* **DO THIS**: Gather from the material every line that contains the string "title".
━━━━━━
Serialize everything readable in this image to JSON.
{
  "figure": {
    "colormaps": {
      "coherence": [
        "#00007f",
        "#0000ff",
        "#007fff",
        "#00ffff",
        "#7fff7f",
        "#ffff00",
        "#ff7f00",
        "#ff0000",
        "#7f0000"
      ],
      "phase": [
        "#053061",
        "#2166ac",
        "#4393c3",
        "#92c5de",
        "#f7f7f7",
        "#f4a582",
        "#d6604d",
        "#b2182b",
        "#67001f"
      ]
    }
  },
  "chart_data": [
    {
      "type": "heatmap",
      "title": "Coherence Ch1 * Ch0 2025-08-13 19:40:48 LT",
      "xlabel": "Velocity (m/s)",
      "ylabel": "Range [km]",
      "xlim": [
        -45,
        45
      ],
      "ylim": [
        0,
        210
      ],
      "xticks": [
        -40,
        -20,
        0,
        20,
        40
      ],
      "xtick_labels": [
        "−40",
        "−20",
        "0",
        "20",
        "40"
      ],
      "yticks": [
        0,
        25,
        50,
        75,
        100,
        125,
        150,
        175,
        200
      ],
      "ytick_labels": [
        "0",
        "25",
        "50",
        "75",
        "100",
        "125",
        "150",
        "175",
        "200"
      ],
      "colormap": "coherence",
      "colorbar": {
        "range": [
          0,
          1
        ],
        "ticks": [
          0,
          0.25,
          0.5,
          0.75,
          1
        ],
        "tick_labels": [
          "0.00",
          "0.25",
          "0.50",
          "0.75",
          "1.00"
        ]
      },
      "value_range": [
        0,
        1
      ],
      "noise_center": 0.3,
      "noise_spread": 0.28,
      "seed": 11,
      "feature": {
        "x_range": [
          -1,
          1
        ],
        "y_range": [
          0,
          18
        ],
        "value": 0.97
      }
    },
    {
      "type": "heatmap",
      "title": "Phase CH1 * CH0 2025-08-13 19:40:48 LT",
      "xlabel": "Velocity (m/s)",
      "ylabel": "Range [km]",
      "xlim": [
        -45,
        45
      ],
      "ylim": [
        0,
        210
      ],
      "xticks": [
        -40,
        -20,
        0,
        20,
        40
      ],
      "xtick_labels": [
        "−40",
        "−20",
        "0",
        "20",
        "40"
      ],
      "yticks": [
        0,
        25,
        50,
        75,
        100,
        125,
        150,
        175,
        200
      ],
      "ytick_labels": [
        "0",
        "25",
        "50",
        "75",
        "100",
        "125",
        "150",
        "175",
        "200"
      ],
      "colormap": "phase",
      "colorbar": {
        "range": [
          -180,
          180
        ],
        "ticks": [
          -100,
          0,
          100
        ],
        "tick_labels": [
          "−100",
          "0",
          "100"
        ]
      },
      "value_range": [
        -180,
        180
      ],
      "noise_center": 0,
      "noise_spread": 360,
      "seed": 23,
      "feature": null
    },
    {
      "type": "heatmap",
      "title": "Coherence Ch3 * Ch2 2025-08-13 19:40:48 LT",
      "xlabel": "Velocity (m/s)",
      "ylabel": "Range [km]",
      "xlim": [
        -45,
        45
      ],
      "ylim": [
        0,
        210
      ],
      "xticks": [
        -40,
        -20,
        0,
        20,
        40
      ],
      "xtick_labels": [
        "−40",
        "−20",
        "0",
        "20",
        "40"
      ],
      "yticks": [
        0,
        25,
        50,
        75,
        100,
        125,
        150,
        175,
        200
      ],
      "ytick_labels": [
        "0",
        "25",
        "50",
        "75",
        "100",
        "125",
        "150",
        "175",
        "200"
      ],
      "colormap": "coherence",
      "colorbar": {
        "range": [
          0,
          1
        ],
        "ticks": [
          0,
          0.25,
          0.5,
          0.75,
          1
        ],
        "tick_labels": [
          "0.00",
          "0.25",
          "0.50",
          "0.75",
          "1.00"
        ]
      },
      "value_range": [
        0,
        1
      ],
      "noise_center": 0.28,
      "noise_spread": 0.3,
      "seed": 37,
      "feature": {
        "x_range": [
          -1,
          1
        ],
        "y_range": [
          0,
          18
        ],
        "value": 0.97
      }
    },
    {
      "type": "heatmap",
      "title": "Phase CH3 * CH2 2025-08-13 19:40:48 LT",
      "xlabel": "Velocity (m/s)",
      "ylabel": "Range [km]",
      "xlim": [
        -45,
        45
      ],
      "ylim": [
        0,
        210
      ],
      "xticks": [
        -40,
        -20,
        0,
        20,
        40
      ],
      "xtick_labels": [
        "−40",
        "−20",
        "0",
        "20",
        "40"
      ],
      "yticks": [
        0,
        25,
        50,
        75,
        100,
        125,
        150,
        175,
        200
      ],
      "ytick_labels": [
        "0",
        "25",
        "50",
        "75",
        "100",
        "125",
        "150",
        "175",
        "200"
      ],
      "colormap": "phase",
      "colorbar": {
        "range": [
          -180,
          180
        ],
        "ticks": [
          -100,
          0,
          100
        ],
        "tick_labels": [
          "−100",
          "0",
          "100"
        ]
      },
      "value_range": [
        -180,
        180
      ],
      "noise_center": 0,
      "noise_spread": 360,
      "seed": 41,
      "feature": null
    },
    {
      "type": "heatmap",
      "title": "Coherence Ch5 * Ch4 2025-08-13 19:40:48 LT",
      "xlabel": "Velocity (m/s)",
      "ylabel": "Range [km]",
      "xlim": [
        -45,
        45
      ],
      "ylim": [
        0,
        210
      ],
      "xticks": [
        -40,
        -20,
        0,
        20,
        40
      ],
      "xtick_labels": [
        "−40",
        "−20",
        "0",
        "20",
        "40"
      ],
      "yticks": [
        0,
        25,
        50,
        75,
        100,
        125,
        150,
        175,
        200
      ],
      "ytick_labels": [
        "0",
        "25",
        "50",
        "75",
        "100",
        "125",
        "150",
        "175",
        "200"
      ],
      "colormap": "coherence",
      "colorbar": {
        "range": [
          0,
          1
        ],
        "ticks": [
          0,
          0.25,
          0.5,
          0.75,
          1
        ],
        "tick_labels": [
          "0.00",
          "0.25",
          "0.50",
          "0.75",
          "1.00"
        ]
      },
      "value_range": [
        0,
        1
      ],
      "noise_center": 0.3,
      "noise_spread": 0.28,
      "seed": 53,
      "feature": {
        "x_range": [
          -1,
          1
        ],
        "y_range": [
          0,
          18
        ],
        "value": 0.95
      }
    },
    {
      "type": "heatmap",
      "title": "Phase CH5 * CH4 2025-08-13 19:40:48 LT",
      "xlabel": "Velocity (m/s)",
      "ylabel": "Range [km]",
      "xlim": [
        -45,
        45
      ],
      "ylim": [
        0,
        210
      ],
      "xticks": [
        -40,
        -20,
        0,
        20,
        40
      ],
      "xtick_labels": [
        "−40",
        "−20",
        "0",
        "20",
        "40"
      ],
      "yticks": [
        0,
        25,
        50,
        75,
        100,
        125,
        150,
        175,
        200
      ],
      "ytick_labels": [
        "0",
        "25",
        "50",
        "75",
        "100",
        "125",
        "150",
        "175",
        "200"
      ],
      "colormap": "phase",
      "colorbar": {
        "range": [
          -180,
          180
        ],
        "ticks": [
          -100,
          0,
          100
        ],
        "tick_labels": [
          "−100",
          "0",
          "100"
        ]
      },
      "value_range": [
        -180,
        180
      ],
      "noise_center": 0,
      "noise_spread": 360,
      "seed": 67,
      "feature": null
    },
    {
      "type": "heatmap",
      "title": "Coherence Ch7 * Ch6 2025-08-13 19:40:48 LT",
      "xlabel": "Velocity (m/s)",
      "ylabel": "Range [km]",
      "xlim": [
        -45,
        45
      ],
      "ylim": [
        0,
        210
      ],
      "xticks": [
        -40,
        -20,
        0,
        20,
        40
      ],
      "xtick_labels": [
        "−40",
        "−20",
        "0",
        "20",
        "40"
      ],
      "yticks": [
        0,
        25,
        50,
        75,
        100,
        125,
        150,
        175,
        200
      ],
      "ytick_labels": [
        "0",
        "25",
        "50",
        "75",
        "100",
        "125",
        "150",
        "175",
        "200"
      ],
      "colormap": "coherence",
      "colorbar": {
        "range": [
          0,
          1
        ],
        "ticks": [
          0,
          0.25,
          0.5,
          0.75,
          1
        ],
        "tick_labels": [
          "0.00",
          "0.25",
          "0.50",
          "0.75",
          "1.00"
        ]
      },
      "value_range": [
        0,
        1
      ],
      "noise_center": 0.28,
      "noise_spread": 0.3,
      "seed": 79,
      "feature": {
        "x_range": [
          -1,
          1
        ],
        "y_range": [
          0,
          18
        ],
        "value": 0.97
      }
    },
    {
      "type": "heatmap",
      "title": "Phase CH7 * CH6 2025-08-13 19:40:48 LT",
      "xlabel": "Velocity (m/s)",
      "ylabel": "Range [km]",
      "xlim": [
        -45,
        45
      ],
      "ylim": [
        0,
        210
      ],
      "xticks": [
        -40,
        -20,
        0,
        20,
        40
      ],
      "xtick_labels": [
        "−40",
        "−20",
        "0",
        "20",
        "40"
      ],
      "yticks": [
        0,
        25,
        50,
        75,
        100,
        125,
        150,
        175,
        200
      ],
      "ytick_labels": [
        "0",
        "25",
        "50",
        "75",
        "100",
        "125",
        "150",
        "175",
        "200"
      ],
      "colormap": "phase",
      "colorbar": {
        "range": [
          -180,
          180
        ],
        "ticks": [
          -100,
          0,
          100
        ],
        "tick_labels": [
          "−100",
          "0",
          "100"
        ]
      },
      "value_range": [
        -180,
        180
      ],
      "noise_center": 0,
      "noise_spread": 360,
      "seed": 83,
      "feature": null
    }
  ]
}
━━━━━━
* **SOLVED PROBLEM**:
      "title": "Coherence Ch1 * Ch0 2025-08-13 19:40:48 LT",
      "title": "Phase CH1 * CH0 2025-08-13 19:40:48 LT",
      "title": "Coherence Ch3 * Ch2 2025-08-13 19:40:48 LT",
      "title": "Phase CH3 * CH2 2025-08-13 19:40:48 LT",
      "title": "Coherence Ch5 * Ch4 2025-08-13 19:40:48 LT",
      "title": "Phase CH5 * CH4 2025-08-13 19:40:48 LT",
      "title": "Coherence Ch7 * Ch6 2025-08-13 19:40:48 LT",
      "title": "Phase CH7 * CH6 2025-08-13 19:40:48 LT",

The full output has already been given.